*SET EXERCISE*:
Please say how many lines of the listing hold "JSON", with no other words in the answer.

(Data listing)

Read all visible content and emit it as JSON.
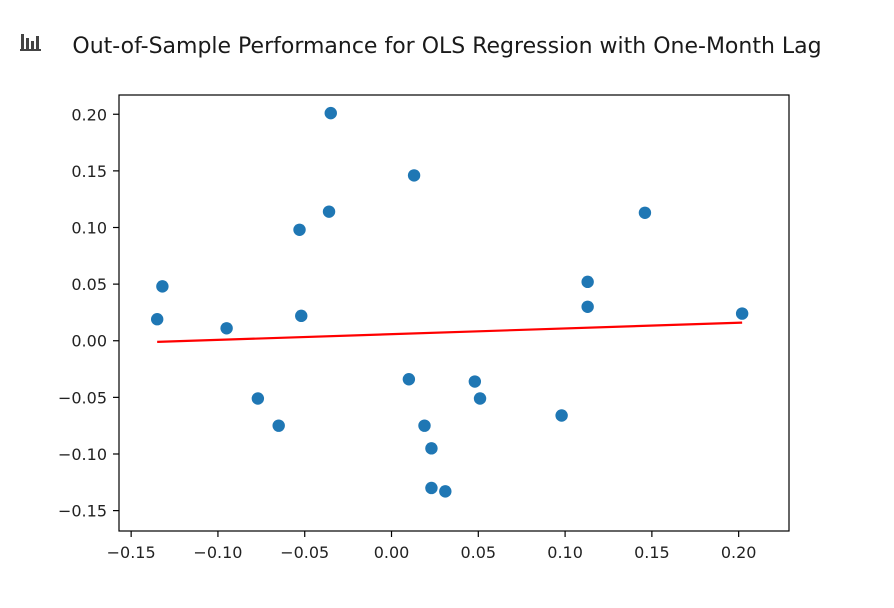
{
  "chart_data": {
    "type": "scatter",
    "title": "Out-of-Sample Performance for OLS Regression with One-Month Lag",
    "xlabel": "",
    "ylabel": "",
    "xlim": [
      -0.157,
      0.229
    ],
    "ylim": [
      -0.168,
      0.217
    ],
    "grid": false,
    "x_ticks": [
      -0.15,
      -0.1,
      -0.05,
      0.0,
      0.05,
      0.1,
      0.15,
      0.2
    ],
    "x_tick_labels": [
      "−0.15",
      "−0.10",
      "−0.05",
      "0.00",
      "0.05",
      "0.10",
      "0.15",
      "0.20"
    ],
    "y_ticks": [
      0.2,
      0.15,
      0.1,
      0.05,
      0.0,
      -0.05,
      -0.1,
      -0.15
    ],
    "y_tick_labels": [
      "0.20",
      "0.15",
      "0.10",
      "0.05",
      "0.00",
      "−0.05",
      "−0.10",
      "−0.15"
    ],
    "series": [
      {
        "kind": "scatter",
        "color": "#1f77b4",
        "points": [
          [
            -0.135,
            0.019
          ],
          [
            -0.132,
            0.048
          ],
          [
            -0.095,
            0.011
          ],
          [
            -0.077,
            -0.051
          ],
          [
            -0.065,
            -0.075
          ],
          [
            -0.053,
            0.098
          ],
          [
            -0.052,
            0.022
          ],
          [
            -0.036,
            0.114
          ],
          [
            -0.035,
            0.201
          ],
          [
            0.01,
            -0.034
          ],
          [
            0.013,
            0.146
          ],
          [
            0.019,
            -0.075
          ],
          [
            0.023,
            -0.095
          ],
          [
            0.023,
            -0.13
          ],
          [
            0.031,
            -0.133
          ],
          [
            0.048,
            -0.036
          ],
          [
            0.051,
            -0.051
          ],
          [
            0.098,
            -0.066
          ],
          [
            0.113,
            0.052
          ],
          [
            0.113,
            0.03
          ],
          [
            0.146,
            0.113
          ],
          [
            0.202,
            0.024
          ]
        ]
      },
      {
        "kind": "line",
        "color": "#ff0000",
        "points": [
          [
            -0.135,
            -0.001
          ],
          [
            0.202,
            0.016
          ]
        ]
      }
    ]
  }
}
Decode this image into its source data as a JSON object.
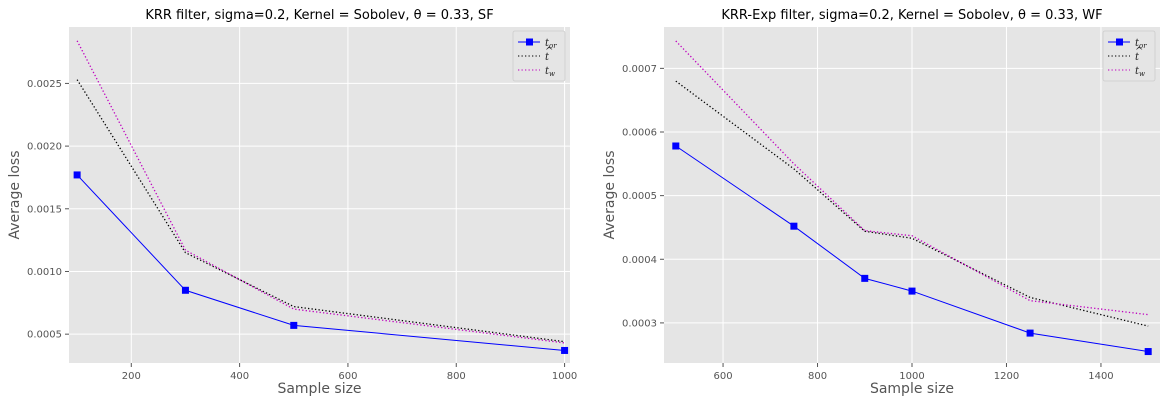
{
  "chart_data": [
    {
      "type": "line",
      "title": "KRR filter, sigma=0.2, Kernel = Sobolev, θ = 0.33, SF",
      "xlabel": "Sample size",
      "ylabel": "Average loss",
      "xlim": [
        85,
        1010
      ],
      "ylim": [
        0.00027,
        0.00295
      ],
      "xticks": [
        200,
        400,
        600,
        800,
        1000
      ],
      "yticks": [
        0.0005,
        0.001,
        0.0015,
        0.002,
        0.0025
      ],
      "xtick_labels": [
        "200",
        "400",
        "600",
        "800",
        "1000"
      ],
      "ytick_labels": [
        "0.0005",
        "0.0010",
        "0.0015",
        "0.0020",
        "0.0025"
      ],
      "grid": true,
      "legend_position": "top-right",
      "x": [
        100,
        300,
        500,
        1000
      ],
      "series": [
        {
          "name": "t_or",
          "label_main": "t",
          "label_sub": "or",
          "label_hat": false,
          "color": "#0000ff",
          "style": "solid",
          "marker": "square",
          "values": [
            0.00177,
            0.00085,
            0.00057,
            0.00037
          ]
        },
        {
          "name": "t̂",
          "label_main": "t",
          "label_sub": "",
          "label_hat": true,
          "color": "#000000",
          "style": "dotted",
          "marker": "none",
          "values": [
            0.00253,
            0.00115,
            0.00072,
            0.00044
          ]
        },
        {
          "name": "t_w",
          "label_main": "t",
          "label_sub": "w",
          "label_hat": false,
          "color": "#bf00bf",
          "style": "dotted",
          "marker": "none",
          "values": [
            0.00284,
            0.00117,
            0.0007,
            0.00043
          ]
        }
      ]
    },
    {
      "type": "line",
      "title": "KRR-Exp filter, sigma=0.2, Kernel = Sobolev, θ = 0.33, WF",
      "xlabel": "Sample size",
      "ylabel": "Average loss",
      "xlim": [
        475,
        1525
      ],
      "ylim": [
        0.000237,
        0.000765
      ],
      "xticks": [
        600,
        800,
        1000,
        1200,
        1400
      ],
      "yticks": [
        0.0003,
        0.0004,
        0.0005,
        0.0006,
        0.0007
      ],
      "xtick_labels": [
        "600",
        "800",
        "1000",
        "1200",
        "1400"
      ],
      "ytick_labels": [
        "0.0003",
        "0.0004",
        "0.0005",
        "0.0006",
        "0.0007"
      ],
      "grid": true,
      "legend_position": "top-right",
      "x": [
        500,
        750,
        900,
        1000,
        1250,
        1500
      ],
      "series": [
        {
          "name": "t_or",
          "label_main": "t",
          "label_sub": "or",
          "label_hat": false,
          "color": "#0000ff",
          "style": "solid",
          "marker": "square",
          "values": [
            0.000578,
            0.000452,
            0.00037,
            0.00035,
            0.000284,
            0.000255
          ]
        },
        {
          "name": "t̂",
          "label_main": "t",
          "label_sub": "",
          "label_hat": true,
          "color": "#000000",
          "style": "dotted",
          "marker": "none",
          "values": [
            0.00068,
            0.000542,
            0.000444,
            0.000433,
            0.00034,
            0.000295
          ]
        },
        {
          "name": "t_w",
          "label_main": "t",
          "label_sub": "w",
          "label_hat": false,
          "color": "#bf00bf",
          "style": "dotted",
          "marker": "none",
          "values": [
            0.000743,
            0.00055,
            0.000445,
            0.000437,
            0.000335,
            0.000313
          ]
        }
      ]
    }
  ]
}
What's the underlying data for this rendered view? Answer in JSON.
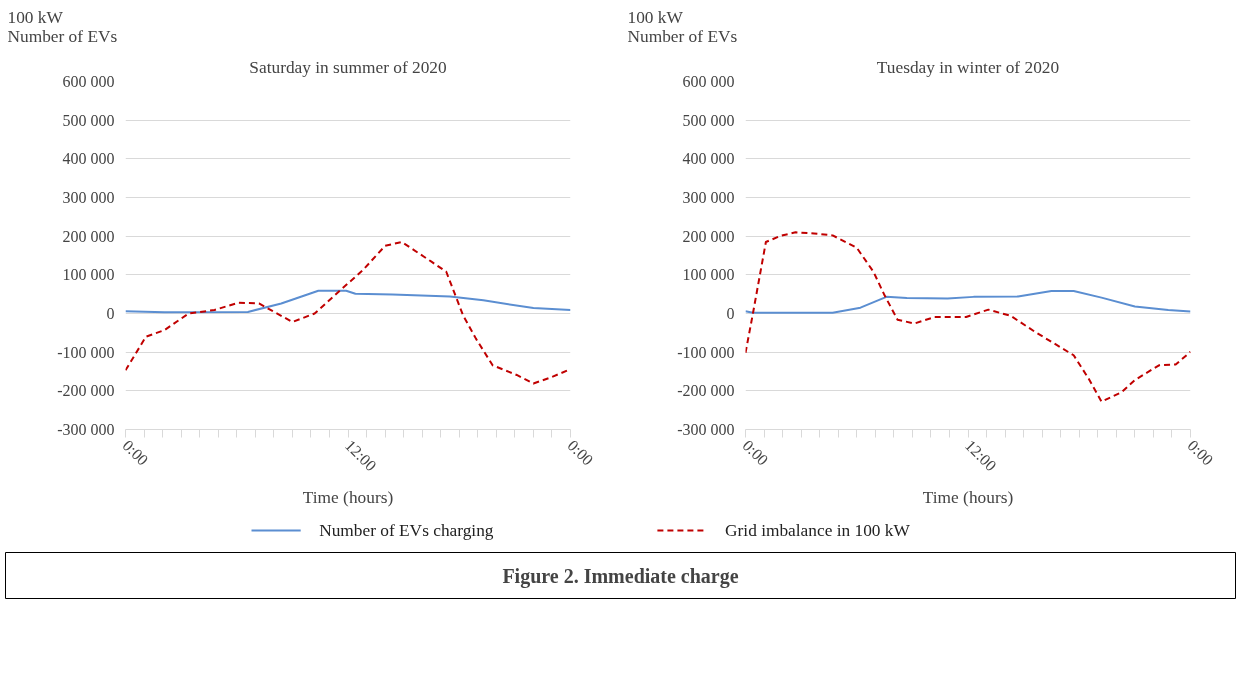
{
  "chart_data": [
    {
      "type": "line",
      "title": "Saturday in summer of 2020",
      "ylabel": "100 kW\nNumber of EVs",
      "xlabel": "Time (hours)",
      "xlim": [
        0,
        24
      ],
      "ylim": [
        -300000,
        600000
      ],
      "xticks": [
        {
          "value": 0,
          "label": "0:00"
        },
        {
          "value": 1,
          "label": null
        },
        {
          "value": 2,
          "label": null
        },
        {
          "value": 3,
          "label": null
        },
        {
          "value": 4,
          "label": null
        },
        {
          "value": 5,
          "label": null
        },
        {
          "value": 6,
          "label": null
        },
        {
          "value": 7,
          "label": null
        },
        {
          "value": 8,
          "label": null
        },
        {
          "value": 9,
          "label": null
        },
        {
          "value": 10,
          "label": null
        },
        {
          "value": 11,
          "label": null
        },
        {
          "value": 12,
          "label": "12:00"
        },
        {
          "value": 13,
          "label": null
        },
        {
          "value": 14,
          "label": null
        },
        {
          "value": 15,
          "label": null
        },
        {
          "value": 16,
          "label": null
        },
        {
          "value": 17,
          "label": null
        },
        {
          "value": 18,
          "label": null
        },
        {
          "value": 19,
          "label": null
        },
        {
          "value": 20,
          "label": null
        },
        {
          "value": 21,
          "label": null
        },
        {
          "value": 22,
          "label": null
        },
        {
          "value": 23,
          "label": null
        },
        {
          "value": 24,
          "label": "0:00"
        }
      ],
      "yticks": [
        {
          "value": -300000,
          "label": "-300 000"
        },
        {
          "value": -200000,
          "label": "-200 000"
        },
        {
          "value": -100000,
          "label": "-100 000"
        },
        0,
        {
          "value": 100000,
          "label": "100 000"
        },
        {
          "value": 200000,
          "label": "200 000"
        },
        {
          "value": 300000,
          "label": "300 000"
        },
        {
          "value": 400000,
          "label": "400 000"
        },
        {
          "value": 500000,
          "label": "500 000"
        },
        {
          "value": 600000,
          "label": "600 000"
        }
      ],
      "grid": "y",
      "legend": "bottom",
      "annotations": [
        "Figure 2. Immediate charge"
      ],
      "series": [
        {
          "name": "Number of EVs charging",
          "color": "#5b8ed1",
          "line_style": "solid",
          "x": [
            0,
            2.1,
            6.6,
            8.4,
            10.4,
            11.9,
            12.4,
            14.4,
            17.5,
            19.3,
            22,
            24
          ],
          "values": [
            6000,
            3000,
            4000,
            26000,
            59000,
            59000,
            51000,
            49000,
            44000,
            34000,
            14000,
            9000
          ]
        },
        {
          "name": "Grid imbalance in 100 kW",
          "color": "#c00000",
          "line_style": "dashed",
          "x": [
            0,
            1.1,
            2.1,
            3.4,
            4.8,
            6.1,
            7.2,
            9,
            10.2,
            11.7,
            12.8,
            14,
            14.9,
            16.5,
            17.3,
            18.2,
            18.9,
            19.8,
            21.1,
            22,
            22.9,
            24
          ],
          "values": [
            -147000,
            -60000,
            -43000,
            0,
            9000,
            28000,
            26000,
            -22000,
            0,
            65000,
            112000,
            175000,
            185000,
            134000,
            108000,
            -4000,
            -65000,
            -134000,
            -159000,
            -181000,
            -166000,
            -144000
          ]
        }
      ]
    },
    {
      "type": "line",
      "title": "Tuesday in winter of 2020",
      "ylabel": "100 kW\nNumber of EVs",
      "xlabel": "Time (hours)",
      "xlim": [
        0,
        24
      ],
      "ylim": [
        -300000,
        600000
      ],
      "xticks": [
        {
          "value": 0,
          "label": "0:00"
        },
        {
          "value": 1,
          "label": null
        },
        {
          "value": 2,
          "label": null
        },
        {
          "value": 3,
          "label": null
        },
        {
          "value": 4,
          "label": null
        },
        {
          "value": 5,
          "label": null
        },
        {
          "value": 6,
          "label": null
        },
        {
          "value": 7,
          "label": null
        },
        {
          "value": 8,
          "label": null
        },
        {
          "value": 9,
          "label": null
        },
        {
          "value": 10,
          "label": null
        },
        {
          "value": 11,
          "label": null
        },
        {
          "value": 12,
          "label": "12:00"
        },
        {
          "value": 13,
          "label": null
        },
        {
          "value": 14,
          "label": null
        },
        {
          "value": 15,
          "label": null
        },
        {
          "value": 16,
          "label": null
        },
        {
          "value": 17,
          "label": null
        },
        {
          "value": 18,
          "label": null
        },
        {
          "value": 19,
          "label": null
        },
        {
          "value": 20,
          "label": null
        },
        {
          "value": 21,
          "label": null
        },
        {
          "value": 22,
          "label": null
        },
        {
          "value": 23,
          "label": null
        },
        {
          "value": 24,
          "label": "0:00"
        }
      ],
      "yticks": [
        {
          "value": -300000,
          "label": "-300 000"
        },
        {
          "value": -200000,
          "label": "-200 000"
        },
        {
          "value": -100000,
          "label": "-100 000"
        },
        0,
        {
          "value": 100000,
          "label": "100 000"
        },
        {
          "value": 200000,
          "label": "200 000"
        },
        {
          "value": 300000,
          "label": "300 000"
        },
        {
          "value": 400000,
          "label": "400 000"
        },
        {
          "value": 500000,
          "label": "500 000"
        },
        {
          "value": 600000,
          "label": "600 000"
        }
      ],
      "grid": "y",
      "series": [
        {
          "color": "#5b8ed1",
          "line_style": "solid",
          "x": [
            0,
            0.4,
            4.7,
            6.2,
            7.6,
            8.7,
            10.9,
            12.3,
            14.7,
            16.5,
            17.7,
            19.2,
            21,
            22.8,
            24
          ],
          "values": [
            6000,
            2000,
            2000,
            15000,
            43000,
            40000,
            39000,
            43000,
            44000,
            58000,
            58000,
            41000,
            18000,
            9000,
            5000
          ]
        },
        {
          "color": "#c00000",
          "line_style": "dashed",
          "x": [
            0,
            0.4,
            1.1,
            1.9,
            2.7,
            3.7,
            4.7,
            6,
            6.9,
            7.5,
            8.2,
            9.1,
            10.2,
            11.9,
            13.1,
            14.3,
            15.6,
            16.8,
            17.7,
            18.5,
            19.2,
            20.3,
            21,
            22.3,
            23.2,
            24
          ],
          "values": [
            -102000,
            0,
            185000,
            201000,
            210000,
            207000,
            202000,
            170000,
            108000,
            47000,
            -16000,
            -26000,
            -9000,
            -9000,
            10000,
            -6000,
            -47000,
            -82000,
            -108000,
            -168000,
            -228000,
            -203000,
            -172000,
            -134000,
            -132000,
            -99000
          ]
        }
      ]
    }
  ]
}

*EXERCISE SOLUTION*:
3